━━━━━ THE INPUT ━━━━━

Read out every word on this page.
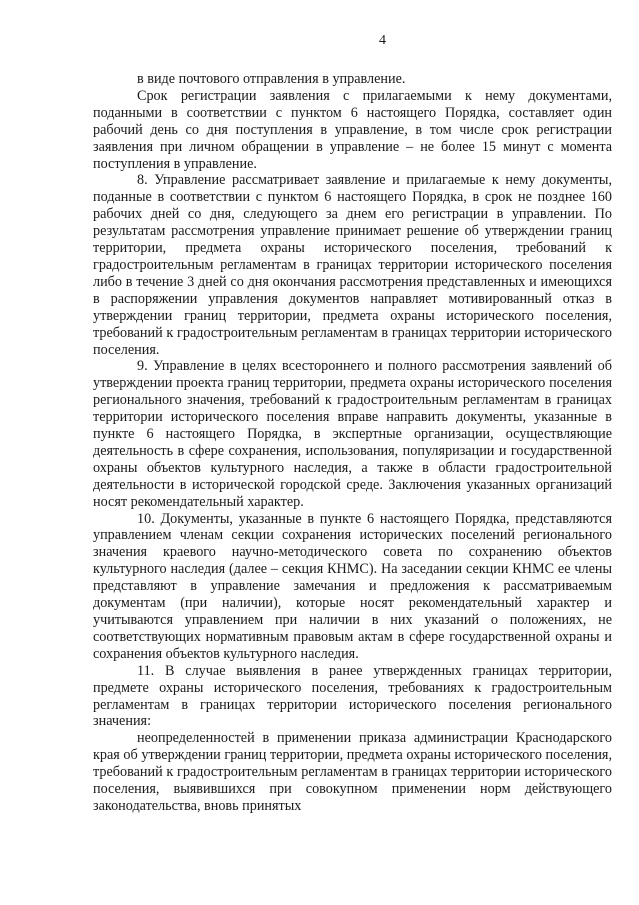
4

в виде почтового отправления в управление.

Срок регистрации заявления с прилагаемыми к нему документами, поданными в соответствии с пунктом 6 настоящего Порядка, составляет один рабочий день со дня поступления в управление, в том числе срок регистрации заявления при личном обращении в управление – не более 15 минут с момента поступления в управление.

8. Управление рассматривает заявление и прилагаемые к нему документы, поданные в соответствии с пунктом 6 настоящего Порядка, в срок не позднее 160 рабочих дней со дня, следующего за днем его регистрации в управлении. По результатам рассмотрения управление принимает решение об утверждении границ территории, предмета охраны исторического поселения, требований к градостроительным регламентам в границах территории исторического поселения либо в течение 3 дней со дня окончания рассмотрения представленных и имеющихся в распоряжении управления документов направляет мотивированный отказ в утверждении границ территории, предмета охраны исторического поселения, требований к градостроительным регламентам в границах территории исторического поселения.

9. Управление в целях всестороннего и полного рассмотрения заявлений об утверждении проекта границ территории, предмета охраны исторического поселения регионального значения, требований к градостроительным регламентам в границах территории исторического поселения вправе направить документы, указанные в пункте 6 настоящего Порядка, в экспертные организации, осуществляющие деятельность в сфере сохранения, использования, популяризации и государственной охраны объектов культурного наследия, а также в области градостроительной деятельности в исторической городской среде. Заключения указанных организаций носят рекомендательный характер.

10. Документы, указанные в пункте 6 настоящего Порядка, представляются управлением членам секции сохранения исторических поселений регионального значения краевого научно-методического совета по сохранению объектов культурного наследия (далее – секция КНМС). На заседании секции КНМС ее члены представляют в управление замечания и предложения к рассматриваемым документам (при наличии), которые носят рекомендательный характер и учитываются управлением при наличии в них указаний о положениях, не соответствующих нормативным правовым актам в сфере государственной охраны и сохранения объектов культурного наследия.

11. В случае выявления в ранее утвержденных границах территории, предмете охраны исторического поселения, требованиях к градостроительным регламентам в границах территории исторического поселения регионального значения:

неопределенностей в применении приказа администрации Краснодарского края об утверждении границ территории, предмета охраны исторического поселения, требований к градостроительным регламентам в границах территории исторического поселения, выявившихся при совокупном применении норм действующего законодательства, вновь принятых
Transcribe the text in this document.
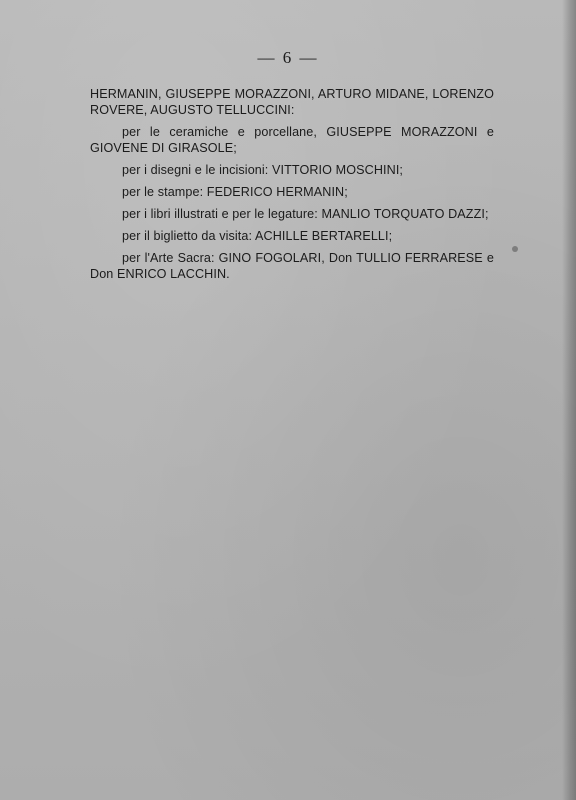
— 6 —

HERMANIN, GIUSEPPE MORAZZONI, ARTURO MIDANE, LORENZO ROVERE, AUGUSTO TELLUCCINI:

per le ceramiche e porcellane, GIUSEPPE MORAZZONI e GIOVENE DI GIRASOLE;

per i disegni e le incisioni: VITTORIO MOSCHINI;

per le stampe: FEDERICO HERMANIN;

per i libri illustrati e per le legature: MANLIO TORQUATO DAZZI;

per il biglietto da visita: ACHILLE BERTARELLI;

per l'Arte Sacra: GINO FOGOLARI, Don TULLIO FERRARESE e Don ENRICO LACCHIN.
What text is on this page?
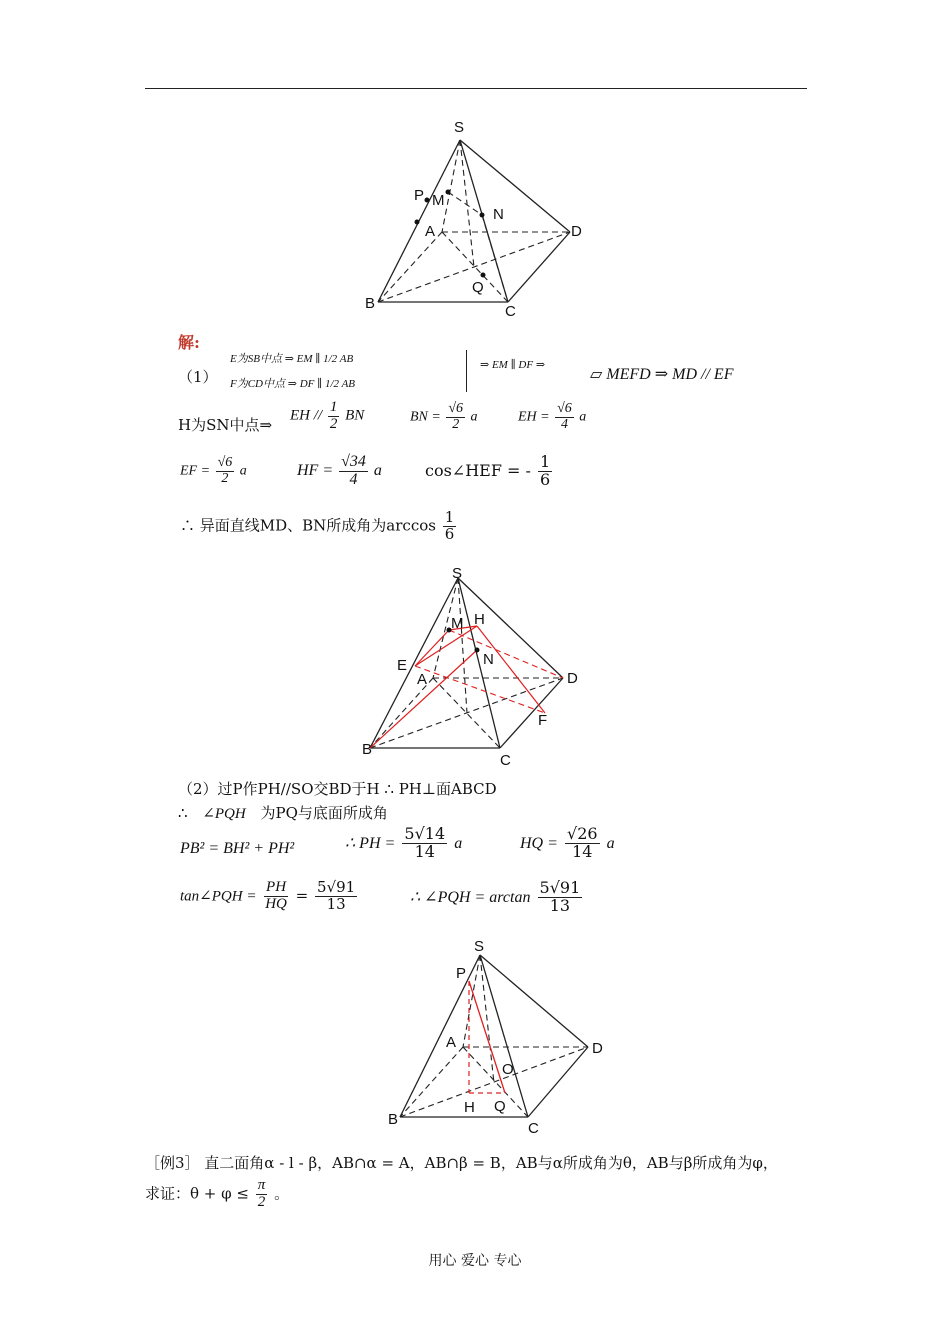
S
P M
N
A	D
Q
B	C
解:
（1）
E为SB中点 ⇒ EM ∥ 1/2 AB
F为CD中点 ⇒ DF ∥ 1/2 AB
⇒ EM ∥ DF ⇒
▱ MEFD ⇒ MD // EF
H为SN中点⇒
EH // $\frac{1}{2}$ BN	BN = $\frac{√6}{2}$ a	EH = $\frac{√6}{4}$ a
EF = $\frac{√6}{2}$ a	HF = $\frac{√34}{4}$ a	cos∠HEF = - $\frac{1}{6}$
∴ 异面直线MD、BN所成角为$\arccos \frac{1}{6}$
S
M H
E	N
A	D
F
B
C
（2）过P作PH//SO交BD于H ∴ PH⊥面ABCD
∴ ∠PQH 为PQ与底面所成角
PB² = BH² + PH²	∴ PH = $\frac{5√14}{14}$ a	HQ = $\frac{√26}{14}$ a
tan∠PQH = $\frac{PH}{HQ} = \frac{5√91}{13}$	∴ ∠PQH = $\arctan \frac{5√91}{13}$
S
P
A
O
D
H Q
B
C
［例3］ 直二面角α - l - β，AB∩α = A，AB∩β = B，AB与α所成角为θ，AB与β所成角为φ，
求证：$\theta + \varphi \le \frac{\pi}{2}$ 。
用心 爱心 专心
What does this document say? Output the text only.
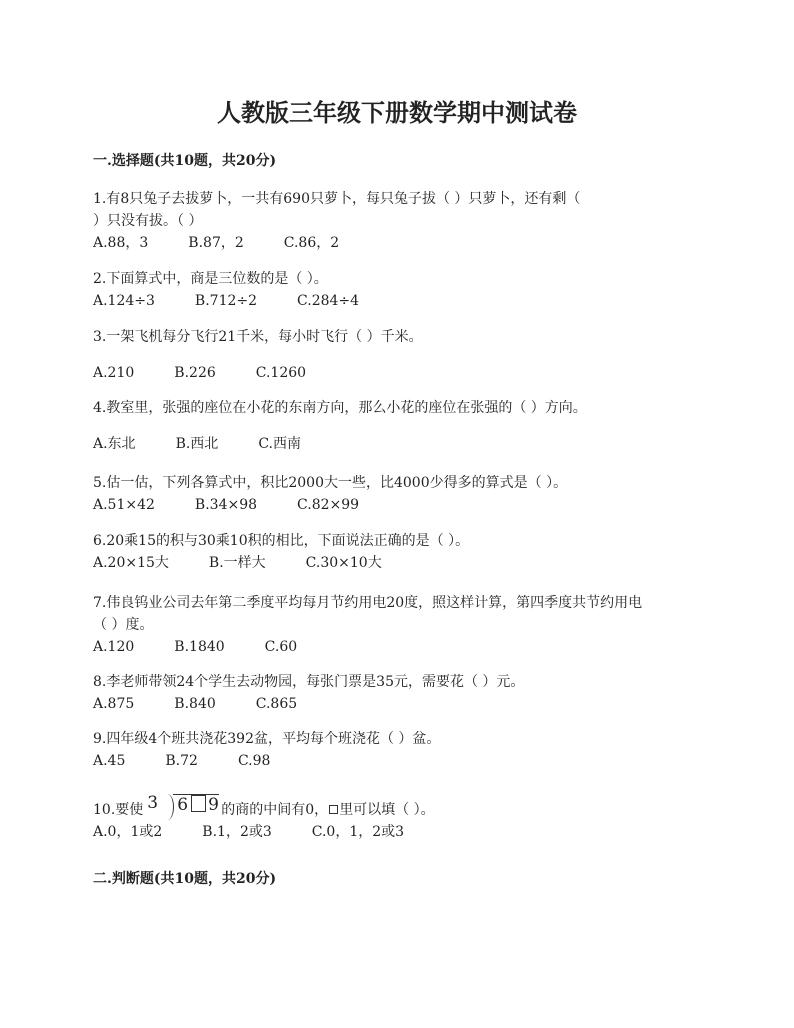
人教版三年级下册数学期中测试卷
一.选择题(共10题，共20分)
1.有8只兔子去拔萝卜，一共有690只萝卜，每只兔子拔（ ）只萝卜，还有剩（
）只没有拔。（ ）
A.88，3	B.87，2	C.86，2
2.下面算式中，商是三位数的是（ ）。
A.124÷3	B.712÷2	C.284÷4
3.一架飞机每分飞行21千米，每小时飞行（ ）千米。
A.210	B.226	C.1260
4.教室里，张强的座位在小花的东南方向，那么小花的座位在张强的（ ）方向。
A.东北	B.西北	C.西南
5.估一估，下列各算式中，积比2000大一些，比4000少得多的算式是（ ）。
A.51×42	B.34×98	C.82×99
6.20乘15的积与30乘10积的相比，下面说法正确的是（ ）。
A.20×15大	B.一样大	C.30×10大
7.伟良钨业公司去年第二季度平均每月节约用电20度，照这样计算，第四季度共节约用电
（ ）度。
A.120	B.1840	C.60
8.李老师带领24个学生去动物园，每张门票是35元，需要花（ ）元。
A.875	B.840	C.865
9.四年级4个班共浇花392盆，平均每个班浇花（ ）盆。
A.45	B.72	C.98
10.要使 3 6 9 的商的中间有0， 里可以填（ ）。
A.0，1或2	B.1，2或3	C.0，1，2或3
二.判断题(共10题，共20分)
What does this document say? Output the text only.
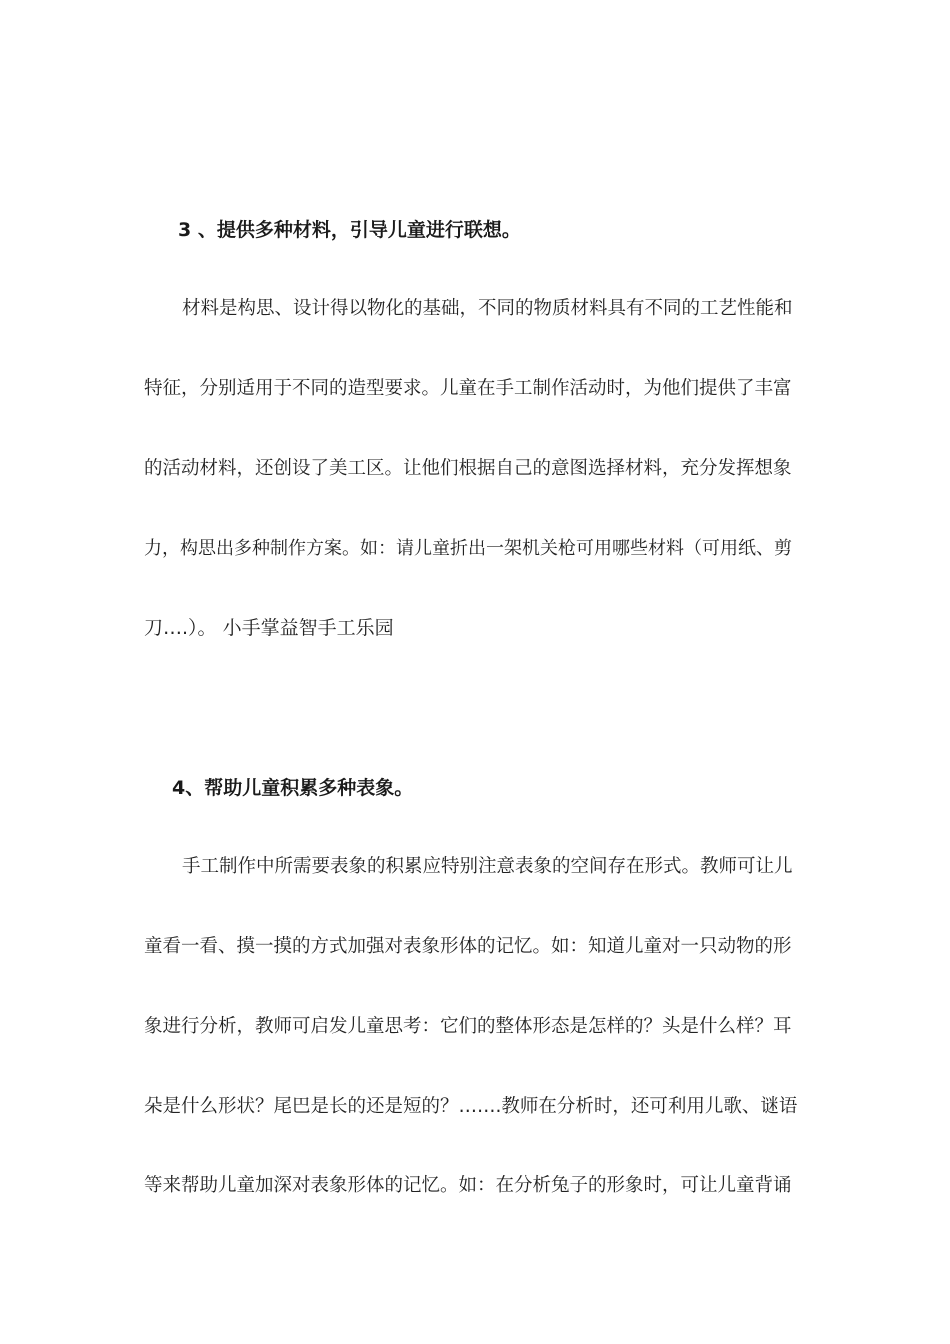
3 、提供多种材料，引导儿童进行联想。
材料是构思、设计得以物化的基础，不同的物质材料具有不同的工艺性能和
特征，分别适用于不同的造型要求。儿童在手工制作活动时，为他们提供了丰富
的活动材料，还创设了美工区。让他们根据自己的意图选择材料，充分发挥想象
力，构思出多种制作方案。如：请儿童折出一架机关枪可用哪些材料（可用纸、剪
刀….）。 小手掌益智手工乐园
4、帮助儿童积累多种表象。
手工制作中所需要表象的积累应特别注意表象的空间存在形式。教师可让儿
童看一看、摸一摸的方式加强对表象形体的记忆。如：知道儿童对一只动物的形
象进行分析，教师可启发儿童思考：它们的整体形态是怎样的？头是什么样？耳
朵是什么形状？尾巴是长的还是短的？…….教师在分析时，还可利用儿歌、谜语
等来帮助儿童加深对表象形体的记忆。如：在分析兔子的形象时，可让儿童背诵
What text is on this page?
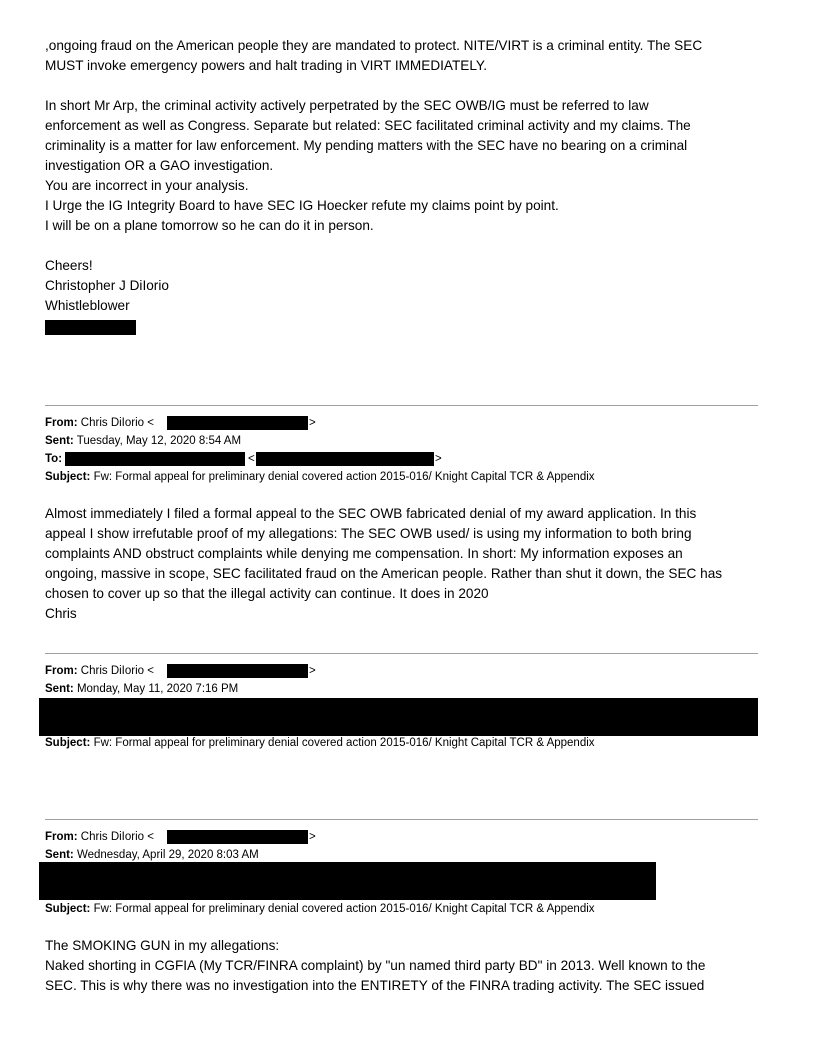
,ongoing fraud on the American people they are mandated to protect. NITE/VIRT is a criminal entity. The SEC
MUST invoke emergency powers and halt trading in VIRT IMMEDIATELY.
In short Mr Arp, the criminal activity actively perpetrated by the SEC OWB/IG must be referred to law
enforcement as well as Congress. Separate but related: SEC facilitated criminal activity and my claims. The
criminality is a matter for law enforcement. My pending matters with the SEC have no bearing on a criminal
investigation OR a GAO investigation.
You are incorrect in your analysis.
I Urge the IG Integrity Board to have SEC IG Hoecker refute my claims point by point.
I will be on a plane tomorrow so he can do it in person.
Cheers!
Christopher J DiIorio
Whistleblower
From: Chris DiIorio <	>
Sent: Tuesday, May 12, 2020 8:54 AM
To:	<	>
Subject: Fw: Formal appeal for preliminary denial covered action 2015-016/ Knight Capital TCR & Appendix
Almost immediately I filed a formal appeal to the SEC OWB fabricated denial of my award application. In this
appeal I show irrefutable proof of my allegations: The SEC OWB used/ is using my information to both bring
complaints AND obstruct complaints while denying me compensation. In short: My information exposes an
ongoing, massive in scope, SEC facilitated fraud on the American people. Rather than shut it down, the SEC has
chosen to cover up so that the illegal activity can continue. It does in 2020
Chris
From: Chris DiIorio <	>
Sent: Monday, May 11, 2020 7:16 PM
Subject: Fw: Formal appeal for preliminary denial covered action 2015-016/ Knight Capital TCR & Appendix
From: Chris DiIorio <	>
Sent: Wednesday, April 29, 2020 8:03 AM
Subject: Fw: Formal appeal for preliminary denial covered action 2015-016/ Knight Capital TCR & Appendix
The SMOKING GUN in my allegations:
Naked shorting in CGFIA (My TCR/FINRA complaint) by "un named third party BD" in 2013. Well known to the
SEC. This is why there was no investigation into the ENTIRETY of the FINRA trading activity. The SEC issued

━━━━━

*EXERCISE*
From the records above, pull out each line that has "пунктом".

*WRITTEN SOLUTION*
Срок регистрации заявления с прилагаемыми к нему документами, поданными в соответствии с пунктом 6 настоящего Порядка, составляет один рабочий день со дня поступления в управление, в том числе срок регистрации заявления при личном обращении в управление – не более 15 минут с момента поступления в управление.
8. Управление рассматривает заявление и прилагаемые к нему документы, поданные в соответствии с пунктом 6 настоящего Порядка, в срок не позднее 160 рабочих дней со дня, следующего за днем его регистрации в управлении. По результатам рассмотрения управление принимает решение об утверждении границ территории, предмета охраны исторического поселения, требований к градостроительным регламентам в границах территории исторического поселения либо в течение 3 дней со дня окончания рассмотрения представленных и имеющихся в распоряжении управления документов направляет мотивированный отказ в утверждении границ территории, предмета охраны исторического поселения, требований к градостроительным регламентам в границах территории исторического поселения.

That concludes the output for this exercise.